── Input data

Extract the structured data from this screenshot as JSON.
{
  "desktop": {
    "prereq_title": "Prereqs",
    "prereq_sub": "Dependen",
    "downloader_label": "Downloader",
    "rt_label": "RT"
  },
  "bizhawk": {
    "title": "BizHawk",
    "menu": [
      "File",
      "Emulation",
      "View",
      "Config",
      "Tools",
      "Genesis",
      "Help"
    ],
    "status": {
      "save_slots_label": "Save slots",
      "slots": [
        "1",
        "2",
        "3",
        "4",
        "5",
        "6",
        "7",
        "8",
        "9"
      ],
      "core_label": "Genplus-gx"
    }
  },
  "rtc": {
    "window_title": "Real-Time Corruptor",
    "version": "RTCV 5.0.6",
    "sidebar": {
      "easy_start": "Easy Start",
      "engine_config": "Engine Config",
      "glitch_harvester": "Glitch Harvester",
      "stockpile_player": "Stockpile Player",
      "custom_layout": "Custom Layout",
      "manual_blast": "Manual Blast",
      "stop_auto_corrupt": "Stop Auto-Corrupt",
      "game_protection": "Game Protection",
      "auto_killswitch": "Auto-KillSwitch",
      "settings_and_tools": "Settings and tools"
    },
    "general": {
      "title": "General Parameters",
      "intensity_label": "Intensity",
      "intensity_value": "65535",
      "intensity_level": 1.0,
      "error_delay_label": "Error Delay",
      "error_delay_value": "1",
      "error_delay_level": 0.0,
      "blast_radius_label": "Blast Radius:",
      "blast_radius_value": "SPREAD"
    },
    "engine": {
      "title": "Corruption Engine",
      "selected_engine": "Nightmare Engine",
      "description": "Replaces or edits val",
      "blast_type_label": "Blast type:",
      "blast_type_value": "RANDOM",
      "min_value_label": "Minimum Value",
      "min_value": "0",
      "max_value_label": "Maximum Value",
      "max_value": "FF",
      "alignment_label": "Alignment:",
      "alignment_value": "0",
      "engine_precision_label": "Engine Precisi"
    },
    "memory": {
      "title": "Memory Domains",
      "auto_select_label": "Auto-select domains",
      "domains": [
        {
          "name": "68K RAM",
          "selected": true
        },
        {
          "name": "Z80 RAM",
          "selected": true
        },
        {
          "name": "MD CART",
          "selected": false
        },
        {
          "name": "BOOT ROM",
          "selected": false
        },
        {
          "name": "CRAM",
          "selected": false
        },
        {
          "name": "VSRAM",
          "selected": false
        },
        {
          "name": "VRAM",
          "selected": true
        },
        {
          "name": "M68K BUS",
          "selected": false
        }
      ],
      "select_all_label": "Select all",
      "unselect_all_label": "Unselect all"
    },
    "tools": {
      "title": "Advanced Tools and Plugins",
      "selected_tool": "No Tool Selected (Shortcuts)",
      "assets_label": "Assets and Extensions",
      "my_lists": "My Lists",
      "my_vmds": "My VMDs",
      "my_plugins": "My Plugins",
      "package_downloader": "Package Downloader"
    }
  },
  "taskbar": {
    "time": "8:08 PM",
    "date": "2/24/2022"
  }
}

────

■ **Problem to work on**
Each of the entries must be set down again exactly.

■ **Task answer**
Extract the structured data from this screenshot as JSON.
{
  "desktop": {
    "prereq_title": "Prereqs",
    "prereq_sub": "Dependen",
    "downloader_label": "Downloader",
    "rt_label": "RT"
  },
  "bizhawk": {
    "title": "BizHawk",
    "menu": [
      "File",
      "Emulation",
      "View",
      "Config",
      "Tools",
      "Genesis",
      "Help"
    ],
    "status": {
      "save_slots_label": "Save slots",
      "slots": [
        "1",
        "2",
        "3",
        "4",
        "5",
        "6",
        "7",
        "8",
        "9"
      ],
      "core_label": "Genplus-gx"
    }
  },
  "rtc": {
    "window_title": "Real-Time Corruptor",
    "version": "RTCV 5.0.6",
    "sidebar": {
      "easy_start": "Easy Start",
      "engine_config": "Engine Config",
      "glitch_harvester": "Glitch Harvester",
      "stockpile_player": "Stockpile Player",
      "custom_layout": "Custom Layout",
      "manual_blast": "Manual Blast",
      "stop_auto_corrupt": "Stop Auto-Corrupt",
      "game_protection": "Game Protection",
      "auto_killswitch": "Auto-KillSwitch",
      "settings_and_tools": "Settings and tools"
    },
    "general": {
      "title": "General Parameters",
      "intensity_label": "Intensity",
      "intensity_value": "65535",
      "intensity_level": 1.0,
      "error_delay_label": "Error Delay",
      "error_delay_value": "1",
      "error_delay_level": 0.0,
      "blast_radius_label": "Blast Radius:",
      "blast_radius_value": "SPREAD"
    },
    "engine": {
      "title": "Corruption Engine",
      "selected_engine": "Nightmare Engine",
      "description": "Replaces or edits val",
      "blast_type_label": "Blast type:",
      "blast_type_value": "RANDOM",
      "min_value_label": "Minimum Value",
      "min_value": "0",
      "max_value_label": "Maximum Value",
      "max_value": "FF",
      "alignment_label": "Alignment:",
      "alignment_value": "0",
      "engine_precision_label": "Engine Precisi"
    },
    "memory": {
      "title": "Memory Domains",
      "auto_select_label": "Auto-select domains",
      "domains": [
        {
          "name": "68K RAM",
          "selected": true
        },
        {
          "name": "Z80 RAM",
          "selected": true
        },
        {
          "name": "MD CART",
          "selected": false
        },
        {
          "name": "BOOT ROM",
          "selected": false
        },
        {
          "name": "CRAM",
          "selected": false
        },
        {
          "name": "VSRAM",
          "selected": false
        },
        {
          "name": "VRAM",
          "selected": true
        },
        {
          "name": "M68K BUS",
          "selected": false
        }
      ],
      "select_all_label": "Select all",
      "unselect_all_label": "Unselect all"
    },
    "tools": {
      "title": "Advanced Tools and Plugins",
      "selected_tool": "No Tool Selected (Shortcuts)",
      "assets_label": "Assets and Extensions",
      "my_lists": "My Lists",
      "my_vmds": "My VMDs",
      "my_plugins": "My Plugins",
      "package_downloader": "Package Downloader"
    }
  },
  "taskbar": {
    "time": "8:08 PM",
    "date": "2/24/2022"
  }
}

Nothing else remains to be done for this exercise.